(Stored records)
◆ ◆ ◆

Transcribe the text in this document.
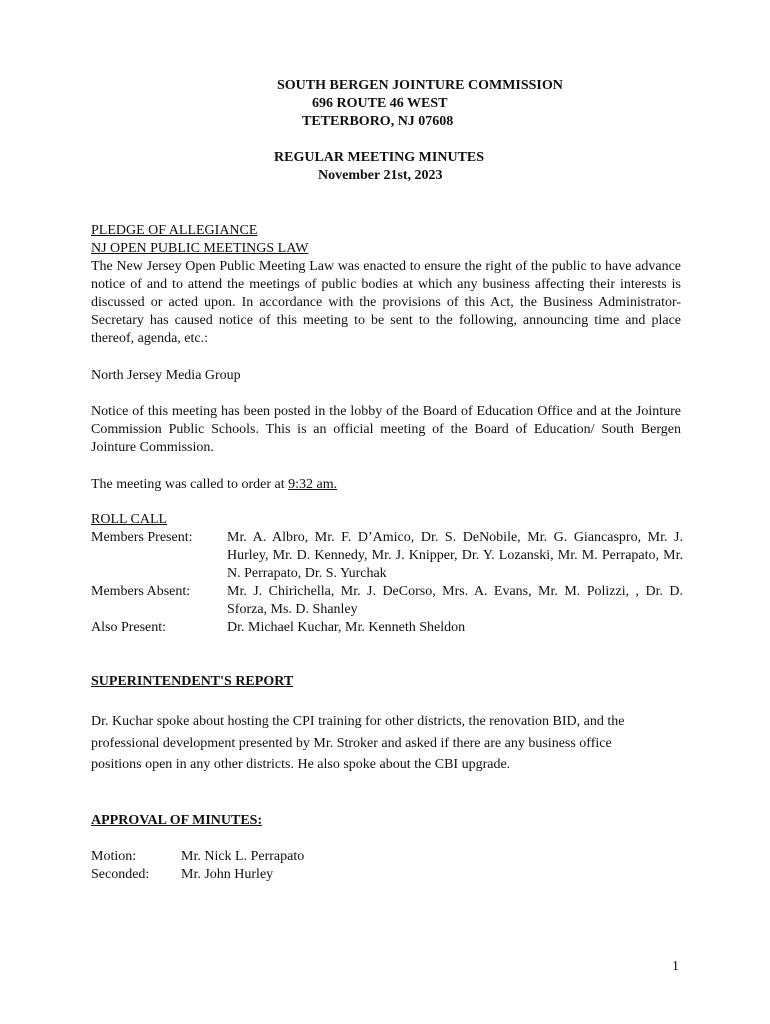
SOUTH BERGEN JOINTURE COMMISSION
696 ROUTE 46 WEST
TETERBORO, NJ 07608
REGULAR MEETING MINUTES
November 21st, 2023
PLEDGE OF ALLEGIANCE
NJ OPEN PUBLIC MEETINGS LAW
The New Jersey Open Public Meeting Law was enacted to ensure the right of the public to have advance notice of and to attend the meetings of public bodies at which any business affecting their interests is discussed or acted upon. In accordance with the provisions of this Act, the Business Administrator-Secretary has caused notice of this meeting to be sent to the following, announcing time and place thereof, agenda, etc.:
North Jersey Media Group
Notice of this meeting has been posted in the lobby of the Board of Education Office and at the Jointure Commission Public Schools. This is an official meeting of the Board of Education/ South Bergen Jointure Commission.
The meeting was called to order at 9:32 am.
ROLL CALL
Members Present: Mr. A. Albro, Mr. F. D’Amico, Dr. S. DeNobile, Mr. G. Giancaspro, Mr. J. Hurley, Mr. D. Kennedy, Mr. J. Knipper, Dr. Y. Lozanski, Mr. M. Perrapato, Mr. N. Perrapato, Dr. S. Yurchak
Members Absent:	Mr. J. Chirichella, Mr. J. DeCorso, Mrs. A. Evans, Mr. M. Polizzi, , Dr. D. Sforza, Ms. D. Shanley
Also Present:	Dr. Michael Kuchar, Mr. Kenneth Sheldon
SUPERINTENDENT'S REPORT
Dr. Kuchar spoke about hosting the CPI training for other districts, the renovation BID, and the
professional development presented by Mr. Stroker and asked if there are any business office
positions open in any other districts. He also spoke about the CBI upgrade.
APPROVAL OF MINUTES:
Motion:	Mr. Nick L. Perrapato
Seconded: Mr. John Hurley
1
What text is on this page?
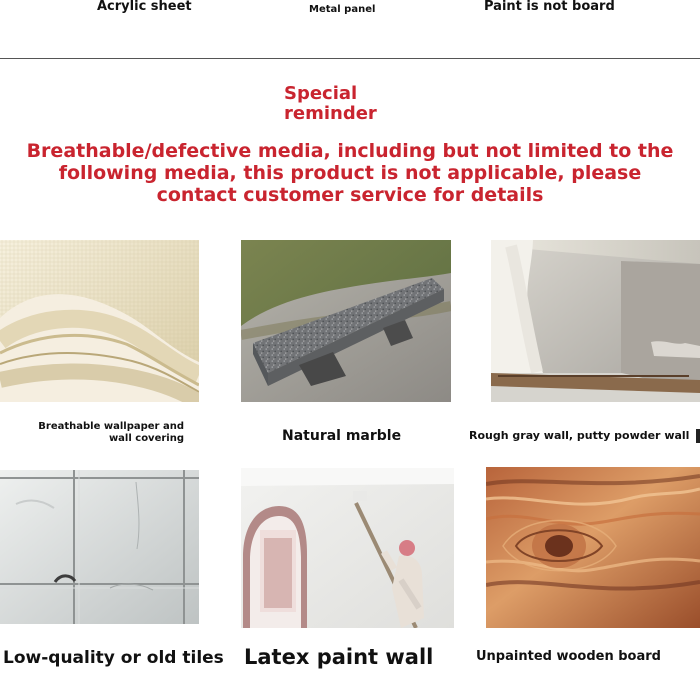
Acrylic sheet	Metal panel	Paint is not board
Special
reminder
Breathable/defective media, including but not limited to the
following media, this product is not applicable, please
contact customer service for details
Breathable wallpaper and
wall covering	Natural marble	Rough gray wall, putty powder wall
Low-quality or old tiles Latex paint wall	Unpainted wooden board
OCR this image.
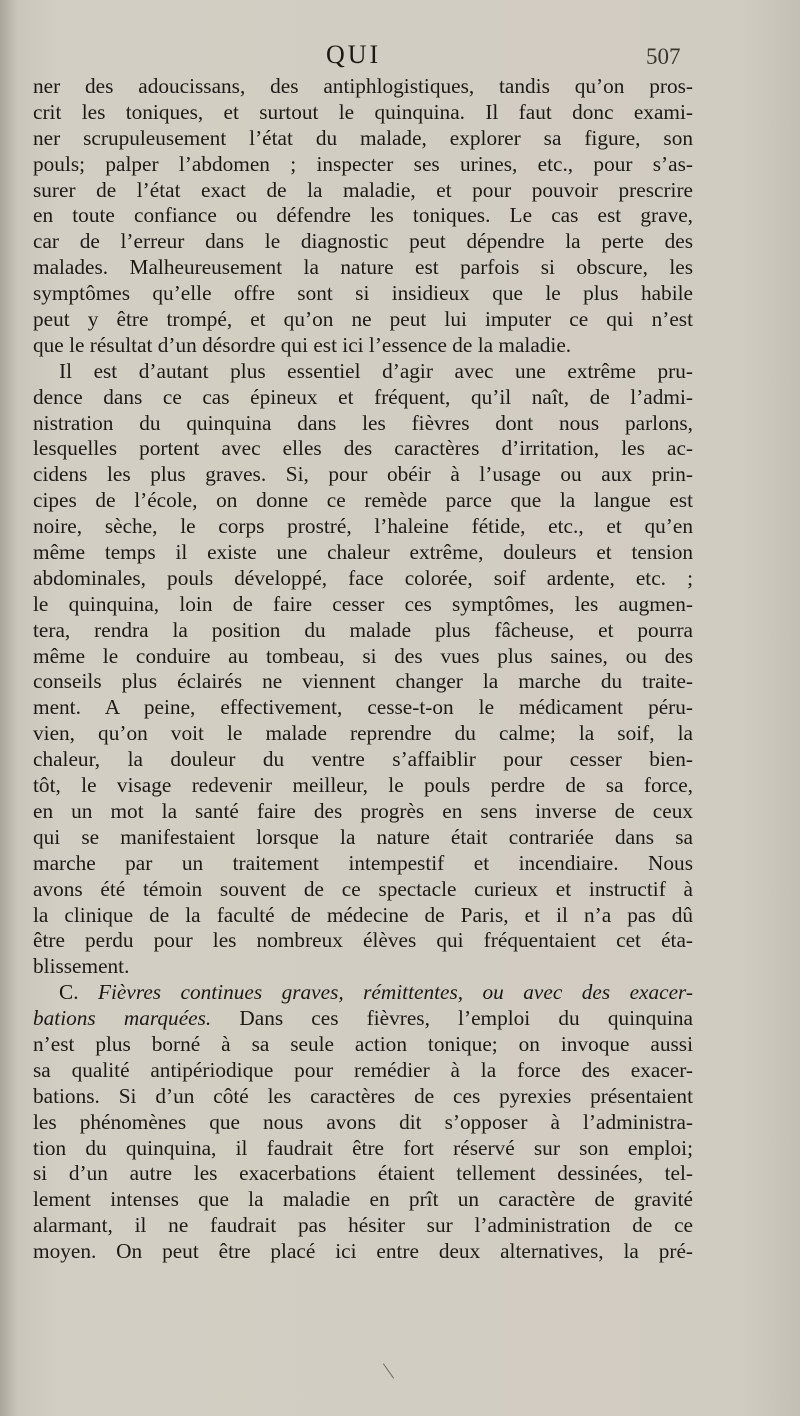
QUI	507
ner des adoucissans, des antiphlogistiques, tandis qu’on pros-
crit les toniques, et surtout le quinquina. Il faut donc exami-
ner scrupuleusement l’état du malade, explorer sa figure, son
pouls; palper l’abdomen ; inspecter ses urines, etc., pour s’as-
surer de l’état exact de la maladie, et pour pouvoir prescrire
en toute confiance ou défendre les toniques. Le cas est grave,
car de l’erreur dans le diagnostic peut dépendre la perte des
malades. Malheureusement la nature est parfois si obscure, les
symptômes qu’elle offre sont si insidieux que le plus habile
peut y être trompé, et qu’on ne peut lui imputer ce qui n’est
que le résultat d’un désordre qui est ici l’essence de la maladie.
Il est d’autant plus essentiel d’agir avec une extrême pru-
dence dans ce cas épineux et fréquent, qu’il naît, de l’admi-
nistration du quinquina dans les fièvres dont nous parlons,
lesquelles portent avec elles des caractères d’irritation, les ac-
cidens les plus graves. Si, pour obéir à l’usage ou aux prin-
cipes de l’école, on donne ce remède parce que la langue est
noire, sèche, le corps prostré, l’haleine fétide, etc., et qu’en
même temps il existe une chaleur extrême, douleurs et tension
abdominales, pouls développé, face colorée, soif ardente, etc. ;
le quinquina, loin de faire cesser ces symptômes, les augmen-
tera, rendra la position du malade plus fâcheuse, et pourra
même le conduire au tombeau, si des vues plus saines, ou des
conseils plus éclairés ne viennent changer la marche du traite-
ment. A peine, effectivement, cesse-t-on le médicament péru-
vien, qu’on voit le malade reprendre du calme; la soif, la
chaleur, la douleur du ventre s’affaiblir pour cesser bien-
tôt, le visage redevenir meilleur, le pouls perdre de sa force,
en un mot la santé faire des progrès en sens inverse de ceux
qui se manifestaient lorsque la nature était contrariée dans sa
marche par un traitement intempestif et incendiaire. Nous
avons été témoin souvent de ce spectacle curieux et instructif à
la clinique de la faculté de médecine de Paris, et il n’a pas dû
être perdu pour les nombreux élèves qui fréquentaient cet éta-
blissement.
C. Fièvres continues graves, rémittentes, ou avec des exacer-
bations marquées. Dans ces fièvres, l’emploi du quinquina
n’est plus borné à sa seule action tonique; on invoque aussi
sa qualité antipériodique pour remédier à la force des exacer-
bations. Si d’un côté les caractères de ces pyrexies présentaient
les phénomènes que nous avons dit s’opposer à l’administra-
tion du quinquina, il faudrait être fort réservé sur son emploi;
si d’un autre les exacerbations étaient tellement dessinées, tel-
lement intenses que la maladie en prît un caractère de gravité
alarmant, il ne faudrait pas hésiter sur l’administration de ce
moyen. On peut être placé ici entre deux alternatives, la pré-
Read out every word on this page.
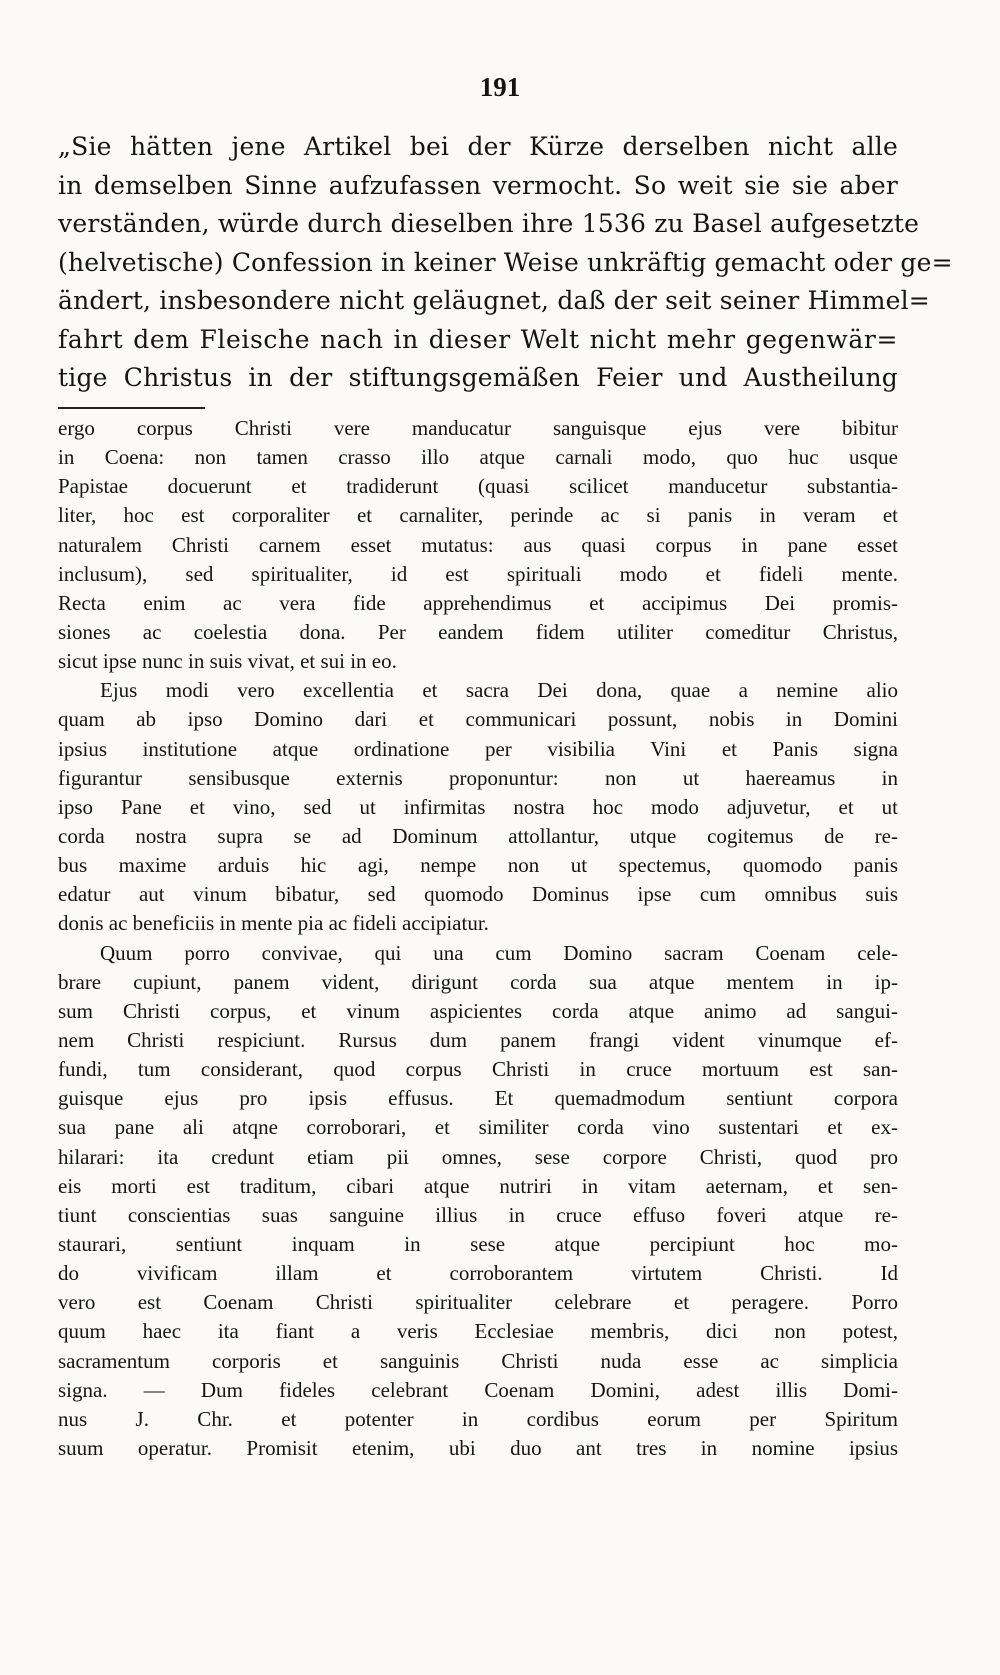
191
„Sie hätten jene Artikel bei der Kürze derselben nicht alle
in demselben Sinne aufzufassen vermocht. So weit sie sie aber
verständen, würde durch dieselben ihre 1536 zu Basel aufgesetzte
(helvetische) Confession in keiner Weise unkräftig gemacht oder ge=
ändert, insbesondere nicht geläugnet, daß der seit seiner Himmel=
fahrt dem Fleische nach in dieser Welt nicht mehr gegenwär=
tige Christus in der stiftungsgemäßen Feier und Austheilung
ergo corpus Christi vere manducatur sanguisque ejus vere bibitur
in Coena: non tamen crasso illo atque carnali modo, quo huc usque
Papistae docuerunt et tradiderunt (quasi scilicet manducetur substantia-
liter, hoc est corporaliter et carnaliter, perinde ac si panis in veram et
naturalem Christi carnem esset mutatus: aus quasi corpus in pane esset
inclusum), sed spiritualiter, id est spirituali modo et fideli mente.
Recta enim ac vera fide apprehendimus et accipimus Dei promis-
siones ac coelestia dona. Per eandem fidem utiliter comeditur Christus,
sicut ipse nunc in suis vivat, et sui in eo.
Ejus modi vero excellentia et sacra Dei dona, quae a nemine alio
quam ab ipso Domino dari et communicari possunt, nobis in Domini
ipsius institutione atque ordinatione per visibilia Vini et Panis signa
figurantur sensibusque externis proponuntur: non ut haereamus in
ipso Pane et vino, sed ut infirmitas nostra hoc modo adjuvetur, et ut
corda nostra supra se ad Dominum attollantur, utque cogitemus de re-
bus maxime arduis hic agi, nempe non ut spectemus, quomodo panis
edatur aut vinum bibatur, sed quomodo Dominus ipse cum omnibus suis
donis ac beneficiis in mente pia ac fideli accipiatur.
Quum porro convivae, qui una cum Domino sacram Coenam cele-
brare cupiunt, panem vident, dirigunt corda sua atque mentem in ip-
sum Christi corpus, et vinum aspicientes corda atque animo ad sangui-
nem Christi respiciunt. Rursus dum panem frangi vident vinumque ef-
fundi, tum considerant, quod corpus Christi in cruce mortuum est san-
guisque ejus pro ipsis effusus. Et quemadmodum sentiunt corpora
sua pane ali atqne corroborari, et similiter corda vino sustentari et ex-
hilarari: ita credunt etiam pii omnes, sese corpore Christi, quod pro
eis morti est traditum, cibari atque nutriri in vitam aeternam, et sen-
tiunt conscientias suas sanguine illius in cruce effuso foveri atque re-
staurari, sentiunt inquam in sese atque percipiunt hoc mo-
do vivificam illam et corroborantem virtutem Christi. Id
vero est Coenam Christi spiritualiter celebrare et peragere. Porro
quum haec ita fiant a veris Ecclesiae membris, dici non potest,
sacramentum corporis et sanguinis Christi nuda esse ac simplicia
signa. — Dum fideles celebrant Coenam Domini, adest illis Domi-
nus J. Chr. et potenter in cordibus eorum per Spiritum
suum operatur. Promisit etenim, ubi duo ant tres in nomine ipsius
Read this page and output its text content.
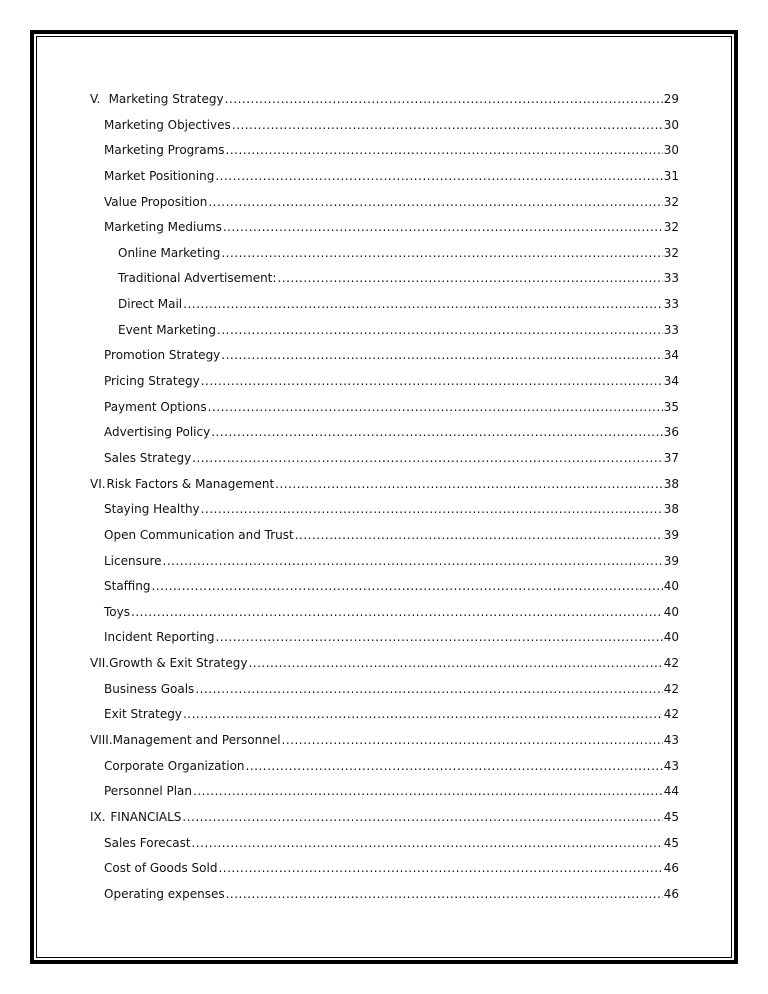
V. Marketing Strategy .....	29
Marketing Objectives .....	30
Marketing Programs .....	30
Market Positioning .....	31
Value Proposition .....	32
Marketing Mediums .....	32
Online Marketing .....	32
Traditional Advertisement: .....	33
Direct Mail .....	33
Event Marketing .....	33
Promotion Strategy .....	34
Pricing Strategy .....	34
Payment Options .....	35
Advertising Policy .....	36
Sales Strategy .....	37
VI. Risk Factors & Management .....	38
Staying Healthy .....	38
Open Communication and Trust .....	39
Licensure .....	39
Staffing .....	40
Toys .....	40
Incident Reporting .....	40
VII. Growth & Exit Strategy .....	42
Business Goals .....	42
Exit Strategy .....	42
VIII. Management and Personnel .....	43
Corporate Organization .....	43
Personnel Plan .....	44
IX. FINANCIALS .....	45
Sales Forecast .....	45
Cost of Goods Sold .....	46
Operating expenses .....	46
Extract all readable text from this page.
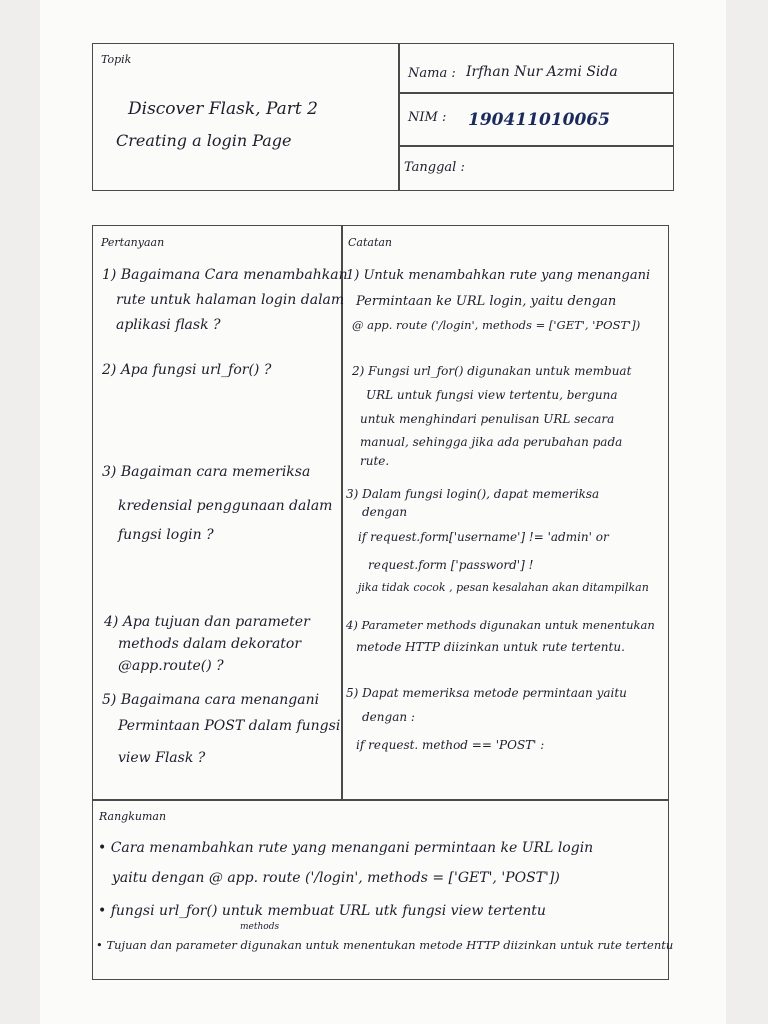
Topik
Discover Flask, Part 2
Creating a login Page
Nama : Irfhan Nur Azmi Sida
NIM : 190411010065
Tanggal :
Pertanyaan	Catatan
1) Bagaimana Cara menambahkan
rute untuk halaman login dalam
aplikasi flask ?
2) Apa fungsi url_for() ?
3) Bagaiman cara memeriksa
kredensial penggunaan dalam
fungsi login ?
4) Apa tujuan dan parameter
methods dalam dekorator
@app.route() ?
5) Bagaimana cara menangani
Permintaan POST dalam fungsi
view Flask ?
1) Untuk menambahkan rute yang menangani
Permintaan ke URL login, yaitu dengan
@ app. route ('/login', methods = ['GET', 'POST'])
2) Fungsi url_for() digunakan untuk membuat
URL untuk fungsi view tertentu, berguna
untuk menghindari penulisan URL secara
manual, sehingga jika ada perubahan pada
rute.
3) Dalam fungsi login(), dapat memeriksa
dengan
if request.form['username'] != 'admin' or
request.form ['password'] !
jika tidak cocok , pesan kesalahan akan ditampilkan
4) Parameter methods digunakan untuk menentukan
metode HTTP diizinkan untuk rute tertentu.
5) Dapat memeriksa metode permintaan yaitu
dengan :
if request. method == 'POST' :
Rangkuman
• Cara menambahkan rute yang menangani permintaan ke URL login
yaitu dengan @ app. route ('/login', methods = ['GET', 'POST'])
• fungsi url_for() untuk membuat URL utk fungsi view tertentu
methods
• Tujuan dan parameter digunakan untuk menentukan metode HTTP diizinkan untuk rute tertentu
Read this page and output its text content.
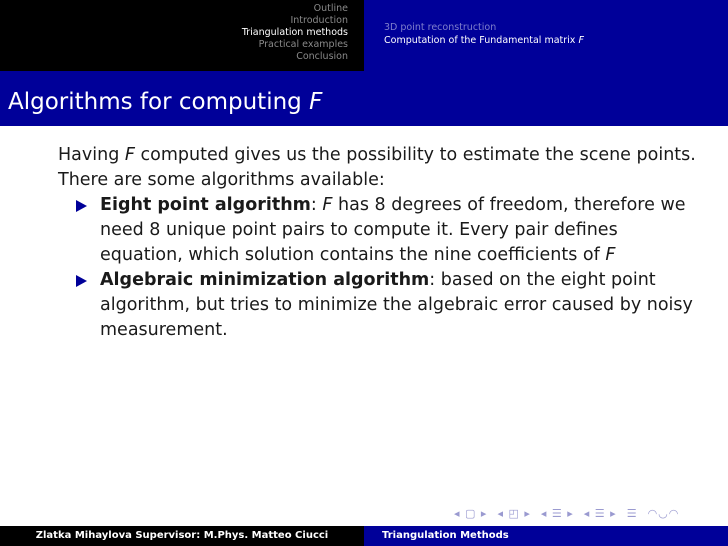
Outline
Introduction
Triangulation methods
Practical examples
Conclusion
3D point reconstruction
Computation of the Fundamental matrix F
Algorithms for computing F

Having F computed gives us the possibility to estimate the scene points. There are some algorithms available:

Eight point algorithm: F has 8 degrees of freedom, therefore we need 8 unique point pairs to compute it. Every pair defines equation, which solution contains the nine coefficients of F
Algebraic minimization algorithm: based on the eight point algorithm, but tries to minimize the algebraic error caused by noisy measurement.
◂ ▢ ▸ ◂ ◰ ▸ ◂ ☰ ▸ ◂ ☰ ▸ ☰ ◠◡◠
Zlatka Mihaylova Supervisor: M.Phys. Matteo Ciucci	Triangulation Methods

◆ ◆ ◆

GIVEN INSTRUCTION — Indicate how many lines of the material contain the string "graves", giving the number and nothing more.

RESPONSE — 2